| Problem to work on |
Find the lines holding the string "screenshot" in the data, then copy all of them.

| Supplied records |
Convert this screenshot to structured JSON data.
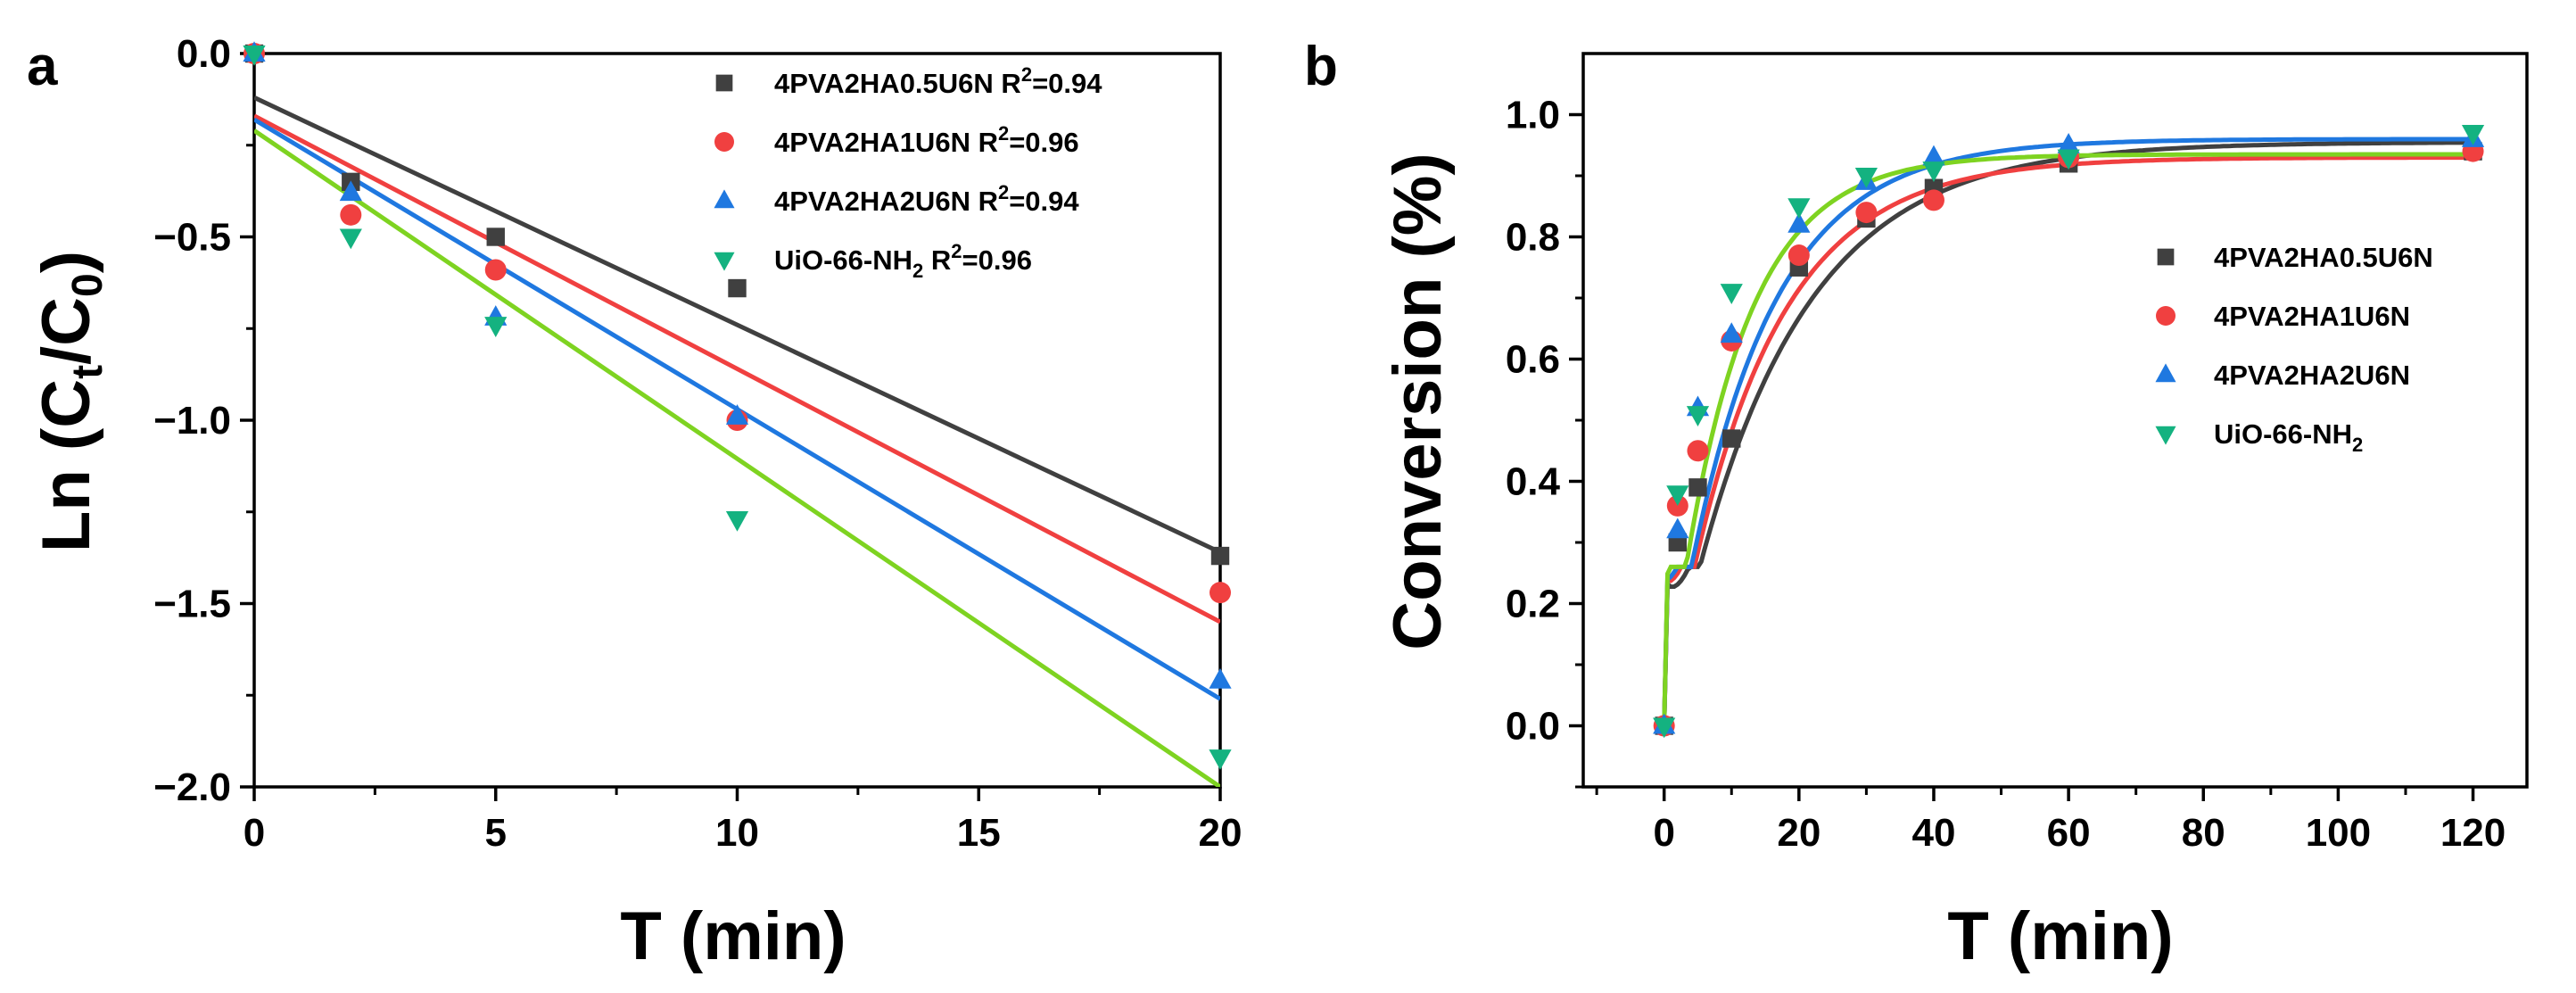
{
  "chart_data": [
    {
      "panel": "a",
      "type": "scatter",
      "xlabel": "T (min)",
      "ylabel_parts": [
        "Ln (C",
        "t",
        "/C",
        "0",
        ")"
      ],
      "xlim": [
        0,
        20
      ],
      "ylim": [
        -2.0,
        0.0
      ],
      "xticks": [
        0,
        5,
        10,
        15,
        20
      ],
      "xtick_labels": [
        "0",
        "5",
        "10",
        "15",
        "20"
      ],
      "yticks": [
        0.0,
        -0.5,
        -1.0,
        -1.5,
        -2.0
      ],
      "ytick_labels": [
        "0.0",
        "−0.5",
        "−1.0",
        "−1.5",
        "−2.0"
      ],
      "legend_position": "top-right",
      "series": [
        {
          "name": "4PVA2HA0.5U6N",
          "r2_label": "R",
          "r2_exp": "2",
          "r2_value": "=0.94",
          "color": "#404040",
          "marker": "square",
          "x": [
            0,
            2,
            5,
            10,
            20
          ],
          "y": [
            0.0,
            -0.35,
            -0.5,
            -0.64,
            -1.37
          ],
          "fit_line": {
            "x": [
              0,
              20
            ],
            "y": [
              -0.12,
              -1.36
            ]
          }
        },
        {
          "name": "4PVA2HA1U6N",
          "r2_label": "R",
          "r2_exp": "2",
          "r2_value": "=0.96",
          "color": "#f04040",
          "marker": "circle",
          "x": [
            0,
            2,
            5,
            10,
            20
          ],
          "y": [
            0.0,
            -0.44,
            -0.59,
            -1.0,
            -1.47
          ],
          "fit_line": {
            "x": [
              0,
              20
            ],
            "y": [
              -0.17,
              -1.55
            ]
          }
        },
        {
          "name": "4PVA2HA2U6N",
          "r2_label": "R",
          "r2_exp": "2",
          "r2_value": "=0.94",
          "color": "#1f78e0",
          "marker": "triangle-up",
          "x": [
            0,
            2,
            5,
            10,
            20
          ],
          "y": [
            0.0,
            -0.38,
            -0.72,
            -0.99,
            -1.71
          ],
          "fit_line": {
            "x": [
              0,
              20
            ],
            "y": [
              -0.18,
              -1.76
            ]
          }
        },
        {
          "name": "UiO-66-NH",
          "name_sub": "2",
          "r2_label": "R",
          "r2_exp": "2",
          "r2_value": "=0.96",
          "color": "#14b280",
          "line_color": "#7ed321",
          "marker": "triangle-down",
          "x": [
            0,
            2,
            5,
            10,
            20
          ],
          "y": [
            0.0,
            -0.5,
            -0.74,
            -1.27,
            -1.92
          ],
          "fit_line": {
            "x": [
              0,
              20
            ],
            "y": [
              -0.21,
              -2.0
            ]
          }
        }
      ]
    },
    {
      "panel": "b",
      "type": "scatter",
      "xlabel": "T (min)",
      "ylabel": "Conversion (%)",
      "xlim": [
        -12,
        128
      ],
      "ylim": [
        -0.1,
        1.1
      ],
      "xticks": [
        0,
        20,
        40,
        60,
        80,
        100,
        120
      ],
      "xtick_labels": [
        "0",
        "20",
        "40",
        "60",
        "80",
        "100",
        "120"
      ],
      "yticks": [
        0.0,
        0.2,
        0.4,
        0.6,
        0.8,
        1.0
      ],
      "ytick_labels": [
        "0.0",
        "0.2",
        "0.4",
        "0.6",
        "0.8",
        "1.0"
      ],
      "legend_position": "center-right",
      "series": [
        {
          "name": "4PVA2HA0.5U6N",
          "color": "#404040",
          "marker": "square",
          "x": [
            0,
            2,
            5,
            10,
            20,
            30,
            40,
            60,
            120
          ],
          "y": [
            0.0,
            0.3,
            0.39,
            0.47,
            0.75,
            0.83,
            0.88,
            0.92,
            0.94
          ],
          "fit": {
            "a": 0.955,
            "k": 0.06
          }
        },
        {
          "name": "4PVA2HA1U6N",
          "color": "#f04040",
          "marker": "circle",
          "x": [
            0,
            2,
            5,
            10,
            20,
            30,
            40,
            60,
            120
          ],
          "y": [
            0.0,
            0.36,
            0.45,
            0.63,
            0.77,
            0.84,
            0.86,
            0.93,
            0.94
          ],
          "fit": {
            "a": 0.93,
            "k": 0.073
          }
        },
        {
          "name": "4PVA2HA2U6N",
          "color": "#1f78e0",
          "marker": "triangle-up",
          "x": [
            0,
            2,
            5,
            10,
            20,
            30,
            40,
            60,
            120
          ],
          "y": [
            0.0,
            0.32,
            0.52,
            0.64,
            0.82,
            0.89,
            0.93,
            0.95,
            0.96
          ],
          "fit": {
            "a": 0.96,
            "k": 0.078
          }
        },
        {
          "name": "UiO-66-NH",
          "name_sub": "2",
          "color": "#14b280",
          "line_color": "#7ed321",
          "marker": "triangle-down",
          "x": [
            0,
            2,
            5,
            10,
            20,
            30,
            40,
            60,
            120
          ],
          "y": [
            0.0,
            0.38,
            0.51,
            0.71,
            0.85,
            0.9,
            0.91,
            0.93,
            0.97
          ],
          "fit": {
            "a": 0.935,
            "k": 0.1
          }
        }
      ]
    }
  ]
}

...

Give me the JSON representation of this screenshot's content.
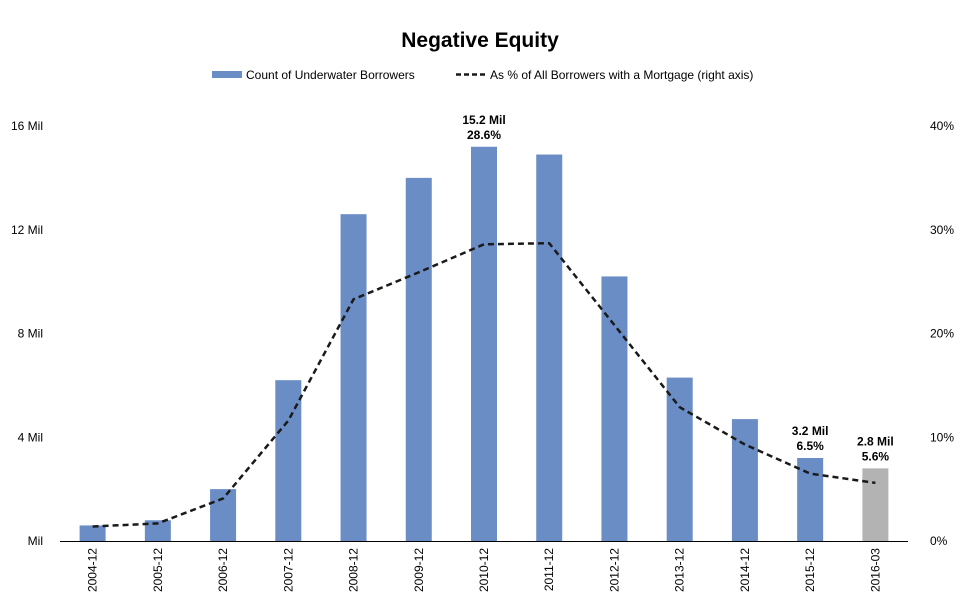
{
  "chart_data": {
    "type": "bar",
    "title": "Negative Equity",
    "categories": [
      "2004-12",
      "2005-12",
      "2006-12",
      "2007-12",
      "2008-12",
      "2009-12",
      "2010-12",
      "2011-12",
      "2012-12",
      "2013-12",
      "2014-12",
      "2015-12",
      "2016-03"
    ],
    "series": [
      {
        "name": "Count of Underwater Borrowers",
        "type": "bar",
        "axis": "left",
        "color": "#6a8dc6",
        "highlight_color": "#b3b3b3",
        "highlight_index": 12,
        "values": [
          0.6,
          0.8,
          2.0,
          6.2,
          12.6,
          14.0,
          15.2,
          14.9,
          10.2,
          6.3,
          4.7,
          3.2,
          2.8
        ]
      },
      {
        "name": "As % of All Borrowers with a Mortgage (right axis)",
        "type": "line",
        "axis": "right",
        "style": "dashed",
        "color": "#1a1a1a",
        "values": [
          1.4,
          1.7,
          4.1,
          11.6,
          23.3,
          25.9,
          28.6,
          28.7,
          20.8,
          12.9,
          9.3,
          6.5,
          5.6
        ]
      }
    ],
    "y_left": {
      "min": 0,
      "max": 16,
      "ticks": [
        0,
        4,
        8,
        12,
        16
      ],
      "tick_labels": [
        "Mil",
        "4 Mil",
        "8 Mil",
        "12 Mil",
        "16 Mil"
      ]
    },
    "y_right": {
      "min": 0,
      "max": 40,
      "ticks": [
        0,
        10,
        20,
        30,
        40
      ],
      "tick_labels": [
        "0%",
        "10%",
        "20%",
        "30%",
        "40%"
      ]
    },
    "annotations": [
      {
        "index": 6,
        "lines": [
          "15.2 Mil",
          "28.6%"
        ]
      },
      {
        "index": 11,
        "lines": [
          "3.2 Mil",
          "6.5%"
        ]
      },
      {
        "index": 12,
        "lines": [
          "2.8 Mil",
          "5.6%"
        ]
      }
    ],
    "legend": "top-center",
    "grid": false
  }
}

| Reply |
Convert this screenshot to structured JSON data.
Give me the JSON representation of this screenshot's content.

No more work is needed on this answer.